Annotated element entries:
---

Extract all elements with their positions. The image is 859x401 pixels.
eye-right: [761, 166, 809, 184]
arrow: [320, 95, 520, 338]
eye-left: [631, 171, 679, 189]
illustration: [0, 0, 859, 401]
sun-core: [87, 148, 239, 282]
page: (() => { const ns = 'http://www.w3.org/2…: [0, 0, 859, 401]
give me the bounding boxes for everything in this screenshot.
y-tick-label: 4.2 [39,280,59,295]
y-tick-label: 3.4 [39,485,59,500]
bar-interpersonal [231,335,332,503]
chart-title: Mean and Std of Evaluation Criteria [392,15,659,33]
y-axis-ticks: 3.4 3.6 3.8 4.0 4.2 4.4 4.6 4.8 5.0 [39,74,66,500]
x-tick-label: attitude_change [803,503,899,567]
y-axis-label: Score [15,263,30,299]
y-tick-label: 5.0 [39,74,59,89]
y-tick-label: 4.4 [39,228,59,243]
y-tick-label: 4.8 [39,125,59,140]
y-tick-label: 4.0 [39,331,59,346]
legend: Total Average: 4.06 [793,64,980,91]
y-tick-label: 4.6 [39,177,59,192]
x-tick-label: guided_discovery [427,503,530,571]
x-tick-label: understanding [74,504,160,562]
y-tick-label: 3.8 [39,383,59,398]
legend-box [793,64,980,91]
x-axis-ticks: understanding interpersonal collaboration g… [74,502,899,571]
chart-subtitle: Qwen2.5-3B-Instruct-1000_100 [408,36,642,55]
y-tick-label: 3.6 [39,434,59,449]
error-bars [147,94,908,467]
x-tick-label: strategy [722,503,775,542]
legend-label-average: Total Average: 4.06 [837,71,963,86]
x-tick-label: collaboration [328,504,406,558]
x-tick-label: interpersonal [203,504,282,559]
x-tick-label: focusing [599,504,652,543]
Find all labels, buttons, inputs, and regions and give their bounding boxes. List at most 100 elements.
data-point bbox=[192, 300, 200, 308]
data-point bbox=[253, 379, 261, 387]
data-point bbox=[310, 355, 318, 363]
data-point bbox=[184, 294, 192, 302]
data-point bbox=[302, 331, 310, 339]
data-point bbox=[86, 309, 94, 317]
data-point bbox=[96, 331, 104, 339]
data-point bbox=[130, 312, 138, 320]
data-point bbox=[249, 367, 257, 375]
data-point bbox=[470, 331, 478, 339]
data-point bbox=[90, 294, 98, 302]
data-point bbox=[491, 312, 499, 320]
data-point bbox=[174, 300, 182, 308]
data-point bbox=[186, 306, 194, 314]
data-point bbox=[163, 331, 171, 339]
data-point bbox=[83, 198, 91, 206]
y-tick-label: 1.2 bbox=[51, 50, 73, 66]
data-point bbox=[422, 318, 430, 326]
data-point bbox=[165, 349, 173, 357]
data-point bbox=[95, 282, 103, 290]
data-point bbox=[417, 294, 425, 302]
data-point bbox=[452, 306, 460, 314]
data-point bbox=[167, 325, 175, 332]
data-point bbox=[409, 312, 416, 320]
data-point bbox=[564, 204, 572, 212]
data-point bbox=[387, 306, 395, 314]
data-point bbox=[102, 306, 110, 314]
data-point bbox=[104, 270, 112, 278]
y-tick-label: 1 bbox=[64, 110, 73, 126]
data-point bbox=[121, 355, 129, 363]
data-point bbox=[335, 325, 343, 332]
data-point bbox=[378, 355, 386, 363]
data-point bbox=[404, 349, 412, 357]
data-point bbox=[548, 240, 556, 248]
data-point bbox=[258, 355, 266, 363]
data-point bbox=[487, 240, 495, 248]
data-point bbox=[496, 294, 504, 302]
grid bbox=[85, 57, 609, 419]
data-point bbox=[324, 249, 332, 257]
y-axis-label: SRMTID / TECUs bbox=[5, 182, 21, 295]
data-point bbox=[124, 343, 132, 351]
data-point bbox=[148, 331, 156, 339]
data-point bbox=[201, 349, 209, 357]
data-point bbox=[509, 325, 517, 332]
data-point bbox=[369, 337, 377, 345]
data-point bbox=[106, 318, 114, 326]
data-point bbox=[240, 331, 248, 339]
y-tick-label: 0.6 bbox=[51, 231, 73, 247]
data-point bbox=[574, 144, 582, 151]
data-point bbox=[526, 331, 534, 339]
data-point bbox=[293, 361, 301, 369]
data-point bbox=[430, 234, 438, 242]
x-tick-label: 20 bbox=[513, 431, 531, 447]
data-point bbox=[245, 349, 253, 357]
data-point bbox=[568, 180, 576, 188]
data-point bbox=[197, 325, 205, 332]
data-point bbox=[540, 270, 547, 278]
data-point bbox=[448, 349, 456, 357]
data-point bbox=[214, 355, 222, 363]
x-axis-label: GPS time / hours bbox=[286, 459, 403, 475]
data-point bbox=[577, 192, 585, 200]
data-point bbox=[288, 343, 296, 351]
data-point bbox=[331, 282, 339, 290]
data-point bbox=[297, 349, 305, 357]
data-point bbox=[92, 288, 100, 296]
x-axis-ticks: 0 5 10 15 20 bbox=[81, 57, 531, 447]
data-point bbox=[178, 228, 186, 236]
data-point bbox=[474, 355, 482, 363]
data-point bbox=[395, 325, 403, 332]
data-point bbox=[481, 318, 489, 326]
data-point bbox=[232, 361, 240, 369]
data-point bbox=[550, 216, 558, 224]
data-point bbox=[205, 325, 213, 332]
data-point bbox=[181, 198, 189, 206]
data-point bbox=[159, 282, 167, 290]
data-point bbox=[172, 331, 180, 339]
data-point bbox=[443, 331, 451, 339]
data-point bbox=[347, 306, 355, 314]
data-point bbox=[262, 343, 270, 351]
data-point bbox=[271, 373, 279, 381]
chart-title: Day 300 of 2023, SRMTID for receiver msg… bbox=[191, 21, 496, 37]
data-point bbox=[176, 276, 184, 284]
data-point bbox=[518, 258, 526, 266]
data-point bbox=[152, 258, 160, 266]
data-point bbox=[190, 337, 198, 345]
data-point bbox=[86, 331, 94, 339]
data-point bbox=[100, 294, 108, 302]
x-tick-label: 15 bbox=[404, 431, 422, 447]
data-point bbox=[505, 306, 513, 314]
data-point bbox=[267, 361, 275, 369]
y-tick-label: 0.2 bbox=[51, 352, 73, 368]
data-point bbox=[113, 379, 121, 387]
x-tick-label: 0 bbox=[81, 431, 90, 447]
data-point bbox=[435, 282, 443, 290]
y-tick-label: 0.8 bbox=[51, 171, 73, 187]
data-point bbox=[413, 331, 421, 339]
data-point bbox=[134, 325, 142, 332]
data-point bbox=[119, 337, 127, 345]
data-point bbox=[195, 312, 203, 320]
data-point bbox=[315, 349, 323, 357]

---

** Exercise description **
Rewrite all the records with "data-point" swapped for "marker" wherever it occurs, leaving every other part unchanged.

** Task result **
Extract all elements with their positions. The image is 859x401 pixels.
eye-right: [761, 166, 809, 184]
arrow: [320, 95, 520, 338]
eye-left: [631, 171, 679, 189]
illustration: [0, 0, 859, 401]
sun-core: [87, 148, 239, 282]
page: (() => { const ns = 'http://www.w3.org/2…: [0, 0, 859, 401]
give me the bounding boxes for everything in this screenshot.
y-tick-label: 4.2 [39,280,59,295]
y-tick-label: 3.4 [39,485,59,500]
bar-interpersonal [231,335,332,503]
chart-title: Mean and Std of Evaluation Criteria [392,15,659,33]
y-axis-ticks: 3.4 3.6 3.8 4.0 4.2 4.4 4.6 4.8 5.0 [39,74,66,500]
x-tick-label: attitude_change [803,503,899,567]
y-axis-label: Score [15,263,30,299]
y-tick-label: 5.0 [39,74,59,89]
y-tick-label: 4.4 [39,228,59,243]
y-tick-label: 4.8 [39,125,59,140]
y-tick-label: 4.0 [39,331,59,346]
legend: Total Average: 4.06 [793,64,980,91]
y-tick-label: 4.6 [39,177,59,192]
x-tick-label: guided_discovery [427,503,530,571]
x-tick-label: understanding [74,504,160,562]
y-tick-label: 3.8 [39,383,59,398]
legend-box [793,64,980,91]
x-axis-ticks: understanding interpersonal collaboration g… [74,502,899,571]
chart-subtitle: Qwen2.5-3B-Instruct-1000_100 [408,36,642,55]
y-tick-label: 3.6 [39,434,59,449]
error-bars [147,94,908,467]
x-tick-label: strategy [722,503,775,542]
legend-label-average: Total Average: 4.06 [837,71,963,86]
x-tick-label: collaboration [328,504,406,558]
x-tick-label: interpersonal [203,504,282,559]
x-tick-label: focusing [599,504,652,543]
Find all labels, buttons, inputs, and regions and give their bounding boxes. List at most 100 elements.
marker bbox=[192, 300, 200, 308]
marker bbox=[253, 379, 261, 387]
marker bbox=[310, 355, 318, 363]
marker bbox=[184, 294, 192, 302]
marker bbox=[302, 331, 310, 339]
marker bbox=[86, 309, 94, 317]
marker bbox=[96, 331, 104, 339]
marker bbox=[130, 312, 138, 320]
marker bbox=[249, 367, 257, 375]
marker bbox=[470, 331, 478, 339]
marker bbox=[90, 294, 98, 302]
marker bbox=[491, 312, 499, 320]
marker bbox=[174, 300, 182, 308]
marker bbox=[186, 306, 194, 314]
marker bbox=[163, 331, 171, 339]
marker bbox=[83, 198, 91, 206]
y-tick-label: 1.2 bbox=[51, 50, 73, 66]
marker bbox=[422, 318, 430, 326]
marker bbox=[165, 349, 173, 357]
marker bbox=[95, 282, 103, 290]
marker bbox=[417, 294, 425, 302]
marker bbox=[452, 306, 460, 314]
marker bbox=[167, 325, 175, 332]
marker bbox=[409, 312, 416, 320]
marker bbox=[564, 204, 572, 212]
marker bbox=[387, 306, 395, 314]
marker bbox=[102, 306, 110, 314]
marker bbox=[104, 270, 112, 278]
y-tick-label: 1 bbox=[64, 110, 73, 126]
marker bbox=[121, 355, 129, 363]
marker bbox=[335, 325, 343, 332]
marker bbox=[378, 355, 386, 363]
marker bbox=[404, 349, 412, 357]
marker bbox=[548, 240, 556, 248]
marker bbox=[258, 355, 266, 363]
marker bbox=[487, 240, 495, 248]
marker bbox=[496, 294, 504, 302]
grid bbox=[85, 57, 609, 419]
marker bbox=[324, 249, 332, 257]
y-axis-label: SRMTID / TECUs bbox=[5, 182, 21, 295]
marker bbox=[124, 343, 132, 351]
marker bbox=[148, 331, 156, 339]
marker bbox=[201, 349, 209, 357]
marker bbox=[509, 325, 517, 332]
marker bbox=[369, 337, 377, 345]
marker bbox=[106, 318, 114, 326]
marker bbox=[240, 331, 248, 339]
y-tick-label: 0.6 bbox=[51, 231, 73, 247]
marker bbox=[574, 144, 582, 151]
marker bbox=[526, 331, 534, 339]
marker bbox=[293, 361, 301, 369]
marker bbox=[430, 234, 438, 242]
x-tick-label: 20 bbox=[513, 431, 531, 447]
marker bbox=[245, 349, 253, 357]
marker bbox=[568, 180, 576, 188]
marker bbox=[197, 325, 205, 332]
marker bbox=[540, 270, 547, 278]
marker bbox=[448, 349, 456, 357]
marker bbox=[214, 355, 222, 363]
x-axis-label: GPS time / hours bbox=[286, 459, 403, 475]
marker bbox=[577, 192, 585, 200]
marker bbox=[288, 343, 296, 351]
marker bbox=[331, 282, 339, 290]
marker bbox=[297, 349, 305, 357]
marker bbox=[92, 288, 100, 296]
x-axis-ticks: 0 5 10 15 20 bbox=[81, 57, 531, 447]
marker bbox=[178, 228, 186, 236]
marker bbox=[474, 355, 482, 363]
marker bbox=[395, 325, 403, 332]
marker bbox=[481, 318, 489, 326]
marker bbox=[232, 361, 240, 369]
marker bbox=[550, 216, 558, 224]
marker bbox=[205, 325, 213, 332]
marker bbox=[181, 198, 189, 206]
marker bbox=[159, 282, 167, 290]
marker bbox=[172, 331, 180, 339]
marker bbox=[443, 331, 451, 339]
marker bbox=[347, 306, 355, 314]
marker bbox=[262, 343, 270, 351]
marker bbox=[271, 373, 279, 381]
chart-title: Day 300 of 2023, SRMTID for receiver msg… bbox=[191, 21, 496, 37]
marker bbox=[176, 276, 184, 284]
marker bbox=[518, 258, 526, 266]
marker bbox=[152, 258, 160, 266]
marker bbox=[190, 337, 198, 345]
marker bbox=[86, 331, 94, 339]
marker bbox=[100, 294, 108, 302]
x-tick-label: 15 bbox=[404, 431, 422, 447]
marker bbox=[505, 306, 513, 314]
marker bbox=[267, 361, 275, 369]
y-tick-label: 0.2 bbox=[51, 352, 73, 368]
marker bbox=[113, 379, 121, 387]
x-tick-label: 0 bbox=[81, 431, 90, 447]
marker bbox=[435, 282, 443, 290]
y-tick-label: 0.8 bbox=[51, 171, 73, 187]
marker bbox=[413, 331, 421, 339]
marker bbox=[134, 325, 142, 332]
marker bbox=[119, 337, 127, 345]
marker bbox=[195, 312, 203, 320]
marker bbox=[315, 349, 323, 357]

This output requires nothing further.